··· Records ···
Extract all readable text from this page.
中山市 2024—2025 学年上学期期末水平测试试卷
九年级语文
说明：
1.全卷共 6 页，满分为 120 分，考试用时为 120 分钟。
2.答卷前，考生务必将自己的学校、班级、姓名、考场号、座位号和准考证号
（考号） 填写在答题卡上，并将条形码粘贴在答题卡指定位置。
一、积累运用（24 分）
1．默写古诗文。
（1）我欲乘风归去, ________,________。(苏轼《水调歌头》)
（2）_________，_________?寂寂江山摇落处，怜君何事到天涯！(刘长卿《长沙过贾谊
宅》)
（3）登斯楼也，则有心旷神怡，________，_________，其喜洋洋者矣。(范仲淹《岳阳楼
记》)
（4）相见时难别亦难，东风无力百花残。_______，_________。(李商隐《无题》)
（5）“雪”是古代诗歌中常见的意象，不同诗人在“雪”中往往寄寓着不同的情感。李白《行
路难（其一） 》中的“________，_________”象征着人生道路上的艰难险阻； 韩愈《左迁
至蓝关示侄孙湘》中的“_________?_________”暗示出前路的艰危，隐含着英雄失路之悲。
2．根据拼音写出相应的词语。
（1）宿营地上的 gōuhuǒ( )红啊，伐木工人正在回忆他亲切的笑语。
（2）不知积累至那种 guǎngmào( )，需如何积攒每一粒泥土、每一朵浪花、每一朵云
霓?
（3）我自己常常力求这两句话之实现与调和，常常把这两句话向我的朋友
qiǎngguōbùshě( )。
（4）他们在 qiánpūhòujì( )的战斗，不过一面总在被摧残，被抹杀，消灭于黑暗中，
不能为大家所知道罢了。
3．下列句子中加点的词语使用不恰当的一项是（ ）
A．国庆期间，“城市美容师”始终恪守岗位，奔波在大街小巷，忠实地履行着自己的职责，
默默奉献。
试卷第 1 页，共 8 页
···
Written instruction
Send back every record, precisely as written.

Task output
Extract all readable text from this page.
中山市 2024—2025 学年上学期期末水平测试试卷
九年级语文
说明：
1.全卷共 6 页，满分为 120 分，考试用时为 120 分钟。
2.答卷前，考生务必将自己的学校、班级、姓名、考场号、座位号和准考证号
（考号） 填写在答题卡上，并将条形码粘贴在答题卡指定位置。
一、积累运用（24 分）
1．默写古诗文。
（1）我欲乘风归去, ________,________。(苏轼《水调歌头》)
（2）_________，_________?寂寂江山摇落处，怜君何事到天涯！(刘长卿《长沙过贾谊
宅》)
（3）登斯楼也，则有心旷神怡，________，_________，其喜洋洋者矣。(范仲淹《岳阳楼
记》)
（4）相见时难别亦难，东风无力百花残。_______，_________。(李商隐《无题》)
（5）“雪”是古代诗歌中常见的意象，不同诗人在“雪”中往往寄寓着不同的情感。李白《行
路难（其一） 》中的“________，_________”象征着人生道路上的艰难险阻； 韩愈《左迁
至蓝关示侄孙湘》中的“_________?_________”暗示出前路的艰危，隐含着英雄失路之悲。
2．根据拼音写出相应的词语。
（1）宿营地上的 gōuhuǒ( )红啊，伐木工人正在回忆他亲切的笑语。
（2）不知积累至那种 guǎngmào( )，需如何积攒每一粒泥土、每一朵浪花、每一朵云
霓?
（3）我自己常常力求这两句话之实现与调和，常常把这两句话向我的朋友
qiǎngguōbùshě( )。
（4）他们在 qiánpūhòujì( )的战斗，不过一面总在被摧残，被抹杀，消灭于黑暗中，
不能为大家所知道罢了。
3．下列句子中加点的词语使用不恰当的一项是（ ）
A．国庆期间，“城市美容师”始终恪守岗位，奔波在大街小巷，忠实地履行着自己的职责，
默默奉献。
试卷第 1 页，共 8 页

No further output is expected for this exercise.